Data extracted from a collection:
/---

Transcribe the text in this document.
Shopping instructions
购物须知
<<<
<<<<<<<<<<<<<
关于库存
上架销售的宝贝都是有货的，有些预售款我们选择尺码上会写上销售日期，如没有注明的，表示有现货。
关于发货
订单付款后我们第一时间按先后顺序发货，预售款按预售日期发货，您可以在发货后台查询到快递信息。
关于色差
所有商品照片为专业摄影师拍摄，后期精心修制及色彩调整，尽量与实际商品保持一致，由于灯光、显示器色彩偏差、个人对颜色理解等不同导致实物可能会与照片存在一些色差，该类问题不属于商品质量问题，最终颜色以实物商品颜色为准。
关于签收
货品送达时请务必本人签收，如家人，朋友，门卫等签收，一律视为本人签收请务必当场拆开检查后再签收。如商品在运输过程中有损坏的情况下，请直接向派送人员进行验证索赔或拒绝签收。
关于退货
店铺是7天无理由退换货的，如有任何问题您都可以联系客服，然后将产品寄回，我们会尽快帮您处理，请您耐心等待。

\---

> **Direction**: Repeat the material in full, exactly as it stands.

> **Answer below**:
Transcribe the text in this document.
Shopping instructions
购物须知
<<<
<<<<<<<<<<<<<
关于库存
上架销售的宝贝都是有货的，有些预售款我们选择尺码上会写上销售日期，如没有注明的，表示有现货。
关于发货
订单付款后我们第一时间按先后顺序发货，预售款按预售日期发货，您可以在发货后台查询到快递信息。
关于色差
所有商品照片为专业摄影师拍摄，后期精心修制及色彩调整，尽量与实际商品保持一致，由于灯光、显示器色彩偏差、个人对颜色理解等不同导致实物可能会与照片存在一些色差，该类问题不属于商品质量问题，最终颜色以实物商品颜色为准。
关于签收
货品送达时请务必本人签收，如家人，朋友，门卫等签收，一律视为本人签收请务必当场拆开检查后再签收。如商品在运输过程中有损坏的情况下，请直接向派送人员进行验证索赔或拒绝签收。
关于退货
店铺是7天无理由退换货的，如有任何问题您都可以联系客服，然后将产品寄回，我们会尽快帮您处理，请您耐心等待。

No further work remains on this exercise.